▶ _Job_: Retype all of the data. Every line must match exactly.

▶ _Supplied records_:
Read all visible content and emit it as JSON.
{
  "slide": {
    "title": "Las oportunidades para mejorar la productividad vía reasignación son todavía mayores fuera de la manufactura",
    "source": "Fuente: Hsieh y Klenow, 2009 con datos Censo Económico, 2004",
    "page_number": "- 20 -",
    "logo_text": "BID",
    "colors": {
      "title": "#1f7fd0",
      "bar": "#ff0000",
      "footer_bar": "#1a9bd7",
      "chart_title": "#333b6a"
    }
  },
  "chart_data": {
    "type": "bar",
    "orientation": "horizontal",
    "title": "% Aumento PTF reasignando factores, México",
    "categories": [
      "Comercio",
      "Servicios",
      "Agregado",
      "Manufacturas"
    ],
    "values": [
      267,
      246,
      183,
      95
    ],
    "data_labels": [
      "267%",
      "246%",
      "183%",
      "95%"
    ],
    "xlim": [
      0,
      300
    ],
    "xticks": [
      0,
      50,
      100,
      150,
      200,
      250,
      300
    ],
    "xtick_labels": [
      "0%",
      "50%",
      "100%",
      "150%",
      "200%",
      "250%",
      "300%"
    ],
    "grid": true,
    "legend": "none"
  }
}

▶ _The response_:
Read all visible content and emit it as JSON.
{
  "slide": {
    "title": "Las oportunidades para mejorar la productividad vía reasignación son todavía mayores fuera de la manufactura",
    "source": "Fuente: Hsieh y Klenow, 2009 con datos Censo Económico, 2004",
    "page_number": "- 20 -",
    "logo_text": "BID",
    "colors": {
      "title": "#1f7fd0",
      "bar": "#ff0000",
      "footer_bar": "#1a9bd7",
      "chart_title": "#333b6a"
    }
  },
  "chart_data": {
    "type": "bar",
    "orientation": "horizontal",
    "title": "% Aumento PTF reasignando factores, México",
    "categories": [
      "Comercio",
      "Servicios",
      "Agregado",
      "Manufacturas"
    ],
    "values": [
      267,
      246,
      183,
      95
    ],
    "data_labels": [
      "267%",
      "246%",
      "183%",
      "95%"
    ],
    "xlim": [
      0,
      300
    ],
    "xticks": [
      0,
      50,
      100,
      150,
      200,
      250,
      300
    ],
    "xtick_labels": [
      "0%",
      "50%",
      "100%",
      "150%",
      "200%",
      "250%",
      "300%"
    ],
    "grid": true,
    "legend": "none"
  }
}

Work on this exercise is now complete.